== What is needed ==
Check every line below for the word "include" and show those that hold it.

== Provided information ==
════════════════

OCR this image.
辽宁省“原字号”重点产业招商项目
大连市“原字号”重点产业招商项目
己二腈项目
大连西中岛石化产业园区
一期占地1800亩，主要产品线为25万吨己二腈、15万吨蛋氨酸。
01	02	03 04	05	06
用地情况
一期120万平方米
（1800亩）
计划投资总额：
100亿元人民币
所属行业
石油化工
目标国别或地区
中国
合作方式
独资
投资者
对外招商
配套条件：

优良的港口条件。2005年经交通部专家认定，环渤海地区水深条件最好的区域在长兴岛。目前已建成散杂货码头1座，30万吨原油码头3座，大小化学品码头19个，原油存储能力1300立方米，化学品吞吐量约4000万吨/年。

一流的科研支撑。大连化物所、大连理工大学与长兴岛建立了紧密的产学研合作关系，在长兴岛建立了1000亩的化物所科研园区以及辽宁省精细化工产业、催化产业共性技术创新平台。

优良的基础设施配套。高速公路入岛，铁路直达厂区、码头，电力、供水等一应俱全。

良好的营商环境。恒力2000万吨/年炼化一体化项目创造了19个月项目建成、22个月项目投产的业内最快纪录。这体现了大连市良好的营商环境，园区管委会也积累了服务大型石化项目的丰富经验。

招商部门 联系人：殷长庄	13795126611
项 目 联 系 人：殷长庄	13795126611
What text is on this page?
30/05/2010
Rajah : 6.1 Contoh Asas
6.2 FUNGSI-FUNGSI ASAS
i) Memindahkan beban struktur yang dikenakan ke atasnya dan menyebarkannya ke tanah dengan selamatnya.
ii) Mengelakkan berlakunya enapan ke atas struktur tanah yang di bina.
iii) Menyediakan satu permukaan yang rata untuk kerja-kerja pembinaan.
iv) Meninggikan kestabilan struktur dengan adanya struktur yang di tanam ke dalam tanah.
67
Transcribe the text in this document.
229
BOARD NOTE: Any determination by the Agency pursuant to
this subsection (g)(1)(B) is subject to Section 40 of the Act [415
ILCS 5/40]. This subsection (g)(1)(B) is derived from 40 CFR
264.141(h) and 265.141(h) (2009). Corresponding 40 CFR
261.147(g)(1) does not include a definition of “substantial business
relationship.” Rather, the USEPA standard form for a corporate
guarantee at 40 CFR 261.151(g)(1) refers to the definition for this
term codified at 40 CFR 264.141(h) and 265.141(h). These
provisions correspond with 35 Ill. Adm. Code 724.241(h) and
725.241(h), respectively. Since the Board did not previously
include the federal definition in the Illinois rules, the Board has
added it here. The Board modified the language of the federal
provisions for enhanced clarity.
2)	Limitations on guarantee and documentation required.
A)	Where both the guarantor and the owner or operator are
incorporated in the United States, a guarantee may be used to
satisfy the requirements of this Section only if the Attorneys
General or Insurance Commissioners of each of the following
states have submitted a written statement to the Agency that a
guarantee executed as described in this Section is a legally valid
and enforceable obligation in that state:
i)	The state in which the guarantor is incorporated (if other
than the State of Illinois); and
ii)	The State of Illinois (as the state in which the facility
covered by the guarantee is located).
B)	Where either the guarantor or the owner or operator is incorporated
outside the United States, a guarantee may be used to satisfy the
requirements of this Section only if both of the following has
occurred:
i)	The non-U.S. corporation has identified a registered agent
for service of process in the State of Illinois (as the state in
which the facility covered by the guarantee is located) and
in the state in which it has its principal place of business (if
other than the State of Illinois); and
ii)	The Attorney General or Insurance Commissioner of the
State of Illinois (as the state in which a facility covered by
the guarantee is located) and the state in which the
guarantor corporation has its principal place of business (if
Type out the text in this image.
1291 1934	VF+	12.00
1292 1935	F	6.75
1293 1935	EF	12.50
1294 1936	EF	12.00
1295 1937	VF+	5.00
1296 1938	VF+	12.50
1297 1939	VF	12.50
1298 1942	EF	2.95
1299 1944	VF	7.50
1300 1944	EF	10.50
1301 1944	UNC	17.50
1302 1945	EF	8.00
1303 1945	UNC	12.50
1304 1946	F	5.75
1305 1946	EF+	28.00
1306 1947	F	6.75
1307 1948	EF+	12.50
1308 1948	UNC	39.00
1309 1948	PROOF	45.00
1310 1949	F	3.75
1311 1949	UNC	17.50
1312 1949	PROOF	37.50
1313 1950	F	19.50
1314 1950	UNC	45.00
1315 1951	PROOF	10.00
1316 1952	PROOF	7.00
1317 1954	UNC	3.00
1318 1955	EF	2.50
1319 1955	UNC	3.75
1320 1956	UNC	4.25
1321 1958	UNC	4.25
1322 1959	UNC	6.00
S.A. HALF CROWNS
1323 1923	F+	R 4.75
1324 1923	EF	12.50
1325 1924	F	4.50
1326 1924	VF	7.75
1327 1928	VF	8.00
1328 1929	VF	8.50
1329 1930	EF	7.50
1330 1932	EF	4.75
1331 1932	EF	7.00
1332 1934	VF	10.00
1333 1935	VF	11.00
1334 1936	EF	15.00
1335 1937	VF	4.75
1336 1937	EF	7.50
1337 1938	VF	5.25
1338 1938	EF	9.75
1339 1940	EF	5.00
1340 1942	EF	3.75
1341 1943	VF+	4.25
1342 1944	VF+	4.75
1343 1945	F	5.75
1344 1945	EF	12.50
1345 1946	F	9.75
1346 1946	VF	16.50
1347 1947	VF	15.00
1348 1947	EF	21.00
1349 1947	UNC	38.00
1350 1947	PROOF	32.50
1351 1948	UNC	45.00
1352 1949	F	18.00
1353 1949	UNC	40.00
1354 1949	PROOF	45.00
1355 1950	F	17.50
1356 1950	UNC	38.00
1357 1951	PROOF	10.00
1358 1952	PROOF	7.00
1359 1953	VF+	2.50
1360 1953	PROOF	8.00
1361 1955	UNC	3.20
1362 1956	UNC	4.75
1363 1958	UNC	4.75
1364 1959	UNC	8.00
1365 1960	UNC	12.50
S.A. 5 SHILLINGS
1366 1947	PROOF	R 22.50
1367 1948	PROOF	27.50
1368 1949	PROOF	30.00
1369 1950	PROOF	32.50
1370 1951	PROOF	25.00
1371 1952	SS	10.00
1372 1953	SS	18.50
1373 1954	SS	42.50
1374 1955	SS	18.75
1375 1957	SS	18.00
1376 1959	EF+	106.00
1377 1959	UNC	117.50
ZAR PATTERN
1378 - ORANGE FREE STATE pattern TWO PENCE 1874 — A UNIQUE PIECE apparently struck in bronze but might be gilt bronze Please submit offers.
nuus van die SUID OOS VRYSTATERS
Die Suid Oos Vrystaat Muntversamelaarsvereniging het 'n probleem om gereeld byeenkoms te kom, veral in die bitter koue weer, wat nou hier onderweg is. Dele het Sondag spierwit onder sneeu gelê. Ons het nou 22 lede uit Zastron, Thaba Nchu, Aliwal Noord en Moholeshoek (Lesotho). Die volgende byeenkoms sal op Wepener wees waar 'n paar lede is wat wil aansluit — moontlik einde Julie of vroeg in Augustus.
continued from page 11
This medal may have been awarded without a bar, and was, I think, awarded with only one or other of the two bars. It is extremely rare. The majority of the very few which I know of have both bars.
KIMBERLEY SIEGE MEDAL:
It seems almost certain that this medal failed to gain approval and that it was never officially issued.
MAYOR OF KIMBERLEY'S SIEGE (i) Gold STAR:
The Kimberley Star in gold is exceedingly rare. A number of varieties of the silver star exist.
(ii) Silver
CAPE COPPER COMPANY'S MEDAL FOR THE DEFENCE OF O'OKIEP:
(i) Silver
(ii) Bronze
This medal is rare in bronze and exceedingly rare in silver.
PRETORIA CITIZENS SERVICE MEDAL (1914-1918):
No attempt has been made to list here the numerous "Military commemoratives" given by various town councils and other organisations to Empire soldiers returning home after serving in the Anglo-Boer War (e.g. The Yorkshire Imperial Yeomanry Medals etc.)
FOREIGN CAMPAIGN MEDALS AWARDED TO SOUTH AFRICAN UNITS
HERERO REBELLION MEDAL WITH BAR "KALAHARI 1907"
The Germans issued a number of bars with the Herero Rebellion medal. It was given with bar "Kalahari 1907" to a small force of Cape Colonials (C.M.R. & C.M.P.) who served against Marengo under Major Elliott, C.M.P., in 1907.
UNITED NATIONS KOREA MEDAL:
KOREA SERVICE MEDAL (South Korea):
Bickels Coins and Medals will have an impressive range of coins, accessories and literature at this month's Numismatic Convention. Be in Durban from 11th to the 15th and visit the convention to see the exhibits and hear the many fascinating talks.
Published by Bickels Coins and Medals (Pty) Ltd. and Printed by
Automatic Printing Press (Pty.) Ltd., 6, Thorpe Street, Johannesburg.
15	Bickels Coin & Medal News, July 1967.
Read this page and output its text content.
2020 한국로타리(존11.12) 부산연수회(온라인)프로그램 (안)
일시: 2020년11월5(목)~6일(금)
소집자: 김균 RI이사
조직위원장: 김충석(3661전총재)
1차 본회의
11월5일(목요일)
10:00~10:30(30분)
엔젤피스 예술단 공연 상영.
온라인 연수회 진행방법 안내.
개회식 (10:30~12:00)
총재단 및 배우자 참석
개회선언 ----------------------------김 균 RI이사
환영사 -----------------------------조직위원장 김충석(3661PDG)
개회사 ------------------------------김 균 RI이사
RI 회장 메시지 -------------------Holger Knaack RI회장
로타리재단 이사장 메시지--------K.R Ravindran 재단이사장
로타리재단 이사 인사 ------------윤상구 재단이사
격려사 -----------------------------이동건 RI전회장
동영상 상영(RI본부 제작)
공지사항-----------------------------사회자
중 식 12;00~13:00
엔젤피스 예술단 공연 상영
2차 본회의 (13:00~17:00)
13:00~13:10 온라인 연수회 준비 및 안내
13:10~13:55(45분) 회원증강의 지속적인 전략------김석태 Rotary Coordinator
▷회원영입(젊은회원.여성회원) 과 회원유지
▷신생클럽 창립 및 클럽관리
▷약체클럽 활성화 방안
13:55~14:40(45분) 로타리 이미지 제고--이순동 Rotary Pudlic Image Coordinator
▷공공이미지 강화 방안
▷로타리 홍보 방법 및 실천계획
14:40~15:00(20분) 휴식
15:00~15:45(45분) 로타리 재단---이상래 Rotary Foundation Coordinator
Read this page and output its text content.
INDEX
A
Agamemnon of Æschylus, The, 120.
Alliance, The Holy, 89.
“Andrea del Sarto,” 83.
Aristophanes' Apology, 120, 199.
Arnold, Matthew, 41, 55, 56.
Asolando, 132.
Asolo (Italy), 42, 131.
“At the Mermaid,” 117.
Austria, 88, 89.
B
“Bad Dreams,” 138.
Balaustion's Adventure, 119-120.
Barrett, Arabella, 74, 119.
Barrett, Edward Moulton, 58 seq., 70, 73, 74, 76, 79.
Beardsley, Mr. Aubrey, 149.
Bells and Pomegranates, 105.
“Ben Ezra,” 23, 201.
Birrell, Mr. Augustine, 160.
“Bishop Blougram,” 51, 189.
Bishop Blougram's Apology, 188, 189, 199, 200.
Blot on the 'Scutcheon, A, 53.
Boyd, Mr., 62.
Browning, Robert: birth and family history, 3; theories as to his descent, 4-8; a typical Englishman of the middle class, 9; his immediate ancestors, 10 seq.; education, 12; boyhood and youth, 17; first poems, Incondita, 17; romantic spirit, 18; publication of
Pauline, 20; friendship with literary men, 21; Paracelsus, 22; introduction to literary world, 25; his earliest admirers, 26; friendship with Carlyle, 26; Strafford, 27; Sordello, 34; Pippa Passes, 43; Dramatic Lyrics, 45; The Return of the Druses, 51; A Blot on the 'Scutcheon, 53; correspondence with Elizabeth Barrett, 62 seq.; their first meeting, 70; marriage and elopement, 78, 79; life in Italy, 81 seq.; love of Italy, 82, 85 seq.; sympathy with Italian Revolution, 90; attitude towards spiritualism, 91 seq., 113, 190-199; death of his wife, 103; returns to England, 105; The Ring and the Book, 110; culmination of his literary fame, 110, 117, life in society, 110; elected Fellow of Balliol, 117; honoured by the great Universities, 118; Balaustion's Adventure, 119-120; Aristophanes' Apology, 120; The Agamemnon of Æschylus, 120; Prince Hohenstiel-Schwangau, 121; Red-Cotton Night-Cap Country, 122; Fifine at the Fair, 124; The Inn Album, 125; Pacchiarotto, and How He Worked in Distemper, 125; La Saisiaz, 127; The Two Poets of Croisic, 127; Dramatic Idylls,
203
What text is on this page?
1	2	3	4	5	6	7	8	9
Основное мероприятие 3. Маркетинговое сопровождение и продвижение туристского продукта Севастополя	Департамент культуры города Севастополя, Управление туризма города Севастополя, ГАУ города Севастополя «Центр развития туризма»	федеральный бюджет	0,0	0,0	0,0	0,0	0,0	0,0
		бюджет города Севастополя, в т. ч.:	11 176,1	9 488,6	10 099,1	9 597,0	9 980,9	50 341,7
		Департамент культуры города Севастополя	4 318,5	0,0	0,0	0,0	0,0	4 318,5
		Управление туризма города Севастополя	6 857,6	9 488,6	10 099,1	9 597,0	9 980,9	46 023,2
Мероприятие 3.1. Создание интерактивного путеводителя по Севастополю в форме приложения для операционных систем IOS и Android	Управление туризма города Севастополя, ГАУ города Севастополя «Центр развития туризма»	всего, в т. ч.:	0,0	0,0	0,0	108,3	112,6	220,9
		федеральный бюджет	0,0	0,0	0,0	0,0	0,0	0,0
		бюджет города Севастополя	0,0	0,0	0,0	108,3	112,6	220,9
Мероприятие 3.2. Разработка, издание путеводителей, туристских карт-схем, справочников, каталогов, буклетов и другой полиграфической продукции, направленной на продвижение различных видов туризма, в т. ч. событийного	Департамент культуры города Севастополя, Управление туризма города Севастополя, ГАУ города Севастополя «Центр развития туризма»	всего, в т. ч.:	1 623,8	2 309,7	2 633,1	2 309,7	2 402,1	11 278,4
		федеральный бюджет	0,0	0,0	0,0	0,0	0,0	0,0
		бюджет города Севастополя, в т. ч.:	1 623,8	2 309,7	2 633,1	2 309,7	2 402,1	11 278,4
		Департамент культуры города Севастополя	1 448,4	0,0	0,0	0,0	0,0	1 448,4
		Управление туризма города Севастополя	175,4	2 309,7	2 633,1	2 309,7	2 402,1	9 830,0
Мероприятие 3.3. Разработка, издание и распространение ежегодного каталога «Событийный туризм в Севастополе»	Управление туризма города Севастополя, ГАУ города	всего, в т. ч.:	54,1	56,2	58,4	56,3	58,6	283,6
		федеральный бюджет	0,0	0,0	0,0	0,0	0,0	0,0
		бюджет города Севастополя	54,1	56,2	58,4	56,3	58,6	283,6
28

════════════════

== Answer to the exercise ==
261.147(g)(1) does not include a definition of “substantial business
include the federal definition in the Illinois rules, the Board has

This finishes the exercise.